Start of Records for processing

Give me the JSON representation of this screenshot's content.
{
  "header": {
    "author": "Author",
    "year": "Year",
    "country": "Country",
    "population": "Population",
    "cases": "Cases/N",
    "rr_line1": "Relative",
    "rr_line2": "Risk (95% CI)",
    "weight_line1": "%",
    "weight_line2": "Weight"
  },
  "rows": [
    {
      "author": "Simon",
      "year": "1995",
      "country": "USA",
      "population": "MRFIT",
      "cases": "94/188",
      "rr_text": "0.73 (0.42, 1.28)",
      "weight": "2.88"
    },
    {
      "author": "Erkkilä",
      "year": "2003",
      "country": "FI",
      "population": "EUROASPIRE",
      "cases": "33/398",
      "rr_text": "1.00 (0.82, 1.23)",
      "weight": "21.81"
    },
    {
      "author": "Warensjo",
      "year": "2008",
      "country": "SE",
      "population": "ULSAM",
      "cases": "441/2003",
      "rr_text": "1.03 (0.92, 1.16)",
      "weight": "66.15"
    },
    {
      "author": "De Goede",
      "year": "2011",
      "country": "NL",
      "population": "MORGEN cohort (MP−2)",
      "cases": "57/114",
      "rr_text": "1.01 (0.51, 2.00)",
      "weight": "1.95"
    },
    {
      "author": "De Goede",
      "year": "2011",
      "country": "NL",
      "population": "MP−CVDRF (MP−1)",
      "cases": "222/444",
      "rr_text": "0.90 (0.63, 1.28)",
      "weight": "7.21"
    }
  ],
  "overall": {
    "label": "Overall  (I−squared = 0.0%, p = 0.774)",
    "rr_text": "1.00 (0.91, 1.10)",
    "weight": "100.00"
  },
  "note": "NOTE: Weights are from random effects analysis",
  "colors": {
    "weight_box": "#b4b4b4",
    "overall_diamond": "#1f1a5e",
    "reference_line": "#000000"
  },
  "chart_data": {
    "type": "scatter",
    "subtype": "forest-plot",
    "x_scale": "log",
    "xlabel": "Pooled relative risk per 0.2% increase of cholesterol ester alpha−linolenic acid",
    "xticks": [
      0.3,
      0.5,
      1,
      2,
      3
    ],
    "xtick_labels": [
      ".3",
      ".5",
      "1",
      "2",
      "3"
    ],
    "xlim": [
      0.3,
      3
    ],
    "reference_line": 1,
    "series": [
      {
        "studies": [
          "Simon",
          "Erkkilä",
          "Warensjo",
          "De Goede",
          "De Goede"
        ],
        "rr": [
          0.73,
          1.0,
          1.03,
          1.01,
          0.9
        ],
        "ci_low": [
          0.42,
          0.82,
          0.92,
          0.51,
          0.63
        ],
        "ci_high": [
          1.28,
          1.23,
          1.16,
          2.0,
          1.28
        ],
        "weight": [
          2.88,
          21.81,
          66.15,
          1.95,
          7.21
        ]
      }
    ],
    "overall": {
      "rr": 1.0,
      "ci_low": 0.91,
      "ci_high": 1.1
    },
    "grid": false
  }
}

End of Records for processing

Transcribe the records above exactly as they appear.

Give me the JSON representation of this screenshot's content.
{
  "header": {
    "author": "Author",
    "year": "Year",
    "country": "Country",
    "population": "Population",
    "cases": "Cases/N",
    "rr_line1": "Relative",
    "rr_line2": "Risk (95% CI)",
    "weight_line1": "%",
    "weight_line2": "Weight"
  },
  "rows": [
    {
      "author": "Simon",
      "year": "1995",
      "country": "USA",
      "population": "MRFIT",
      "cases": "94/188",
      "rr_text": "0.73 (0.42, 1.28)",
      "weight": "2.88"
    },
    {
      "author": "Erkkilä",
      "year": "2003",
      "country": "FI",
      "population": "EUROASPIRE",
      "cases": "33/398",
      "rr_text": "1.00 (0.82, 1.23)",
      "weight": "21.81"
    },
    {
      "author": "Warensjo",
      "year": "2008",
      "country": "SE",
      "population": "ULSAM",
      "cases": "441/2003",
      "rr_text": "1.03 (0.92, 1.16)",
      "weight": "66.15"
    },
    {
      "author": "De Goede",
      "year": "2011",
      "country": "NL",
      "population": "MORGEN cohort (MP−2)",
      "cases": "57/114",
      "rr_text": "1.01 (0.51, 2.00)",
      "weight": "1.95"
    },
    {
      "author": "De Goede",
      "year": "2011",
      "country": "NL",
      "population": "MP−CVDRF (MP−1)",
      "cases": "222/444",
      "rr_text": "0.90 (0.63, 1.28)",
      "weight": "7.21"
    }
  ],
  "overall": {
    "label": "Overall  (I−squared = 0.0%, p = 0.774)",
    "rr_text": "1.00 (0.91, 1.10)",
    "weight": "100.00"
  },
  "note": "NOTE: Weights are from random effects analysis",
  "colors": {
    "weight_box": "#b4b4b4",
    "overall_diamond": "#1f1a5e",
    "reference_line": "#000000"
  },
  "chart_data": {
    "type": "scatter",
    "subtype": "forest-plot",
    "x_scale": "log",
    "xlabel": "Pooled relative risk per 0.2% increase of cholesterol ester alpha−linolenic acid",
    "xticks": [
      0.3,
      0.5,
      1,
      2,
      3
    ],
    "xtick_labels": [
      ".3",
      ".5",
      "1",
      "2",
      "3"
    ],
    "xlim": [
      0.3,
      3
    ],
    "reference_line": 1,
    "series": [
      {
        "studies": [
          "Simon",
          "Erkkilä",
          "Warensjo",
          "De Goede",
          "De Goede"
        ],
        "rr": [
          0.73,
          1.0,
          1.03,
          1.01,
          0.9
        ],
        "ci_low": [
          0.42,
          0.82,
          0.92,
          0.51,
          0.63
        ],
        "ci_high": [
          1.28,
          1.23,
          1.16,
          2.0,
          1.28
        ],
        "weight": [
          2.88,
          21.81,
          66.15,
          1.95,
          7.21
        ]
      }
    ],
    "overall": {
      "rr": 1.0,
      "ci_low": 0.91,
      "ci_high": 1.1
    },
    "grid": false
  }
}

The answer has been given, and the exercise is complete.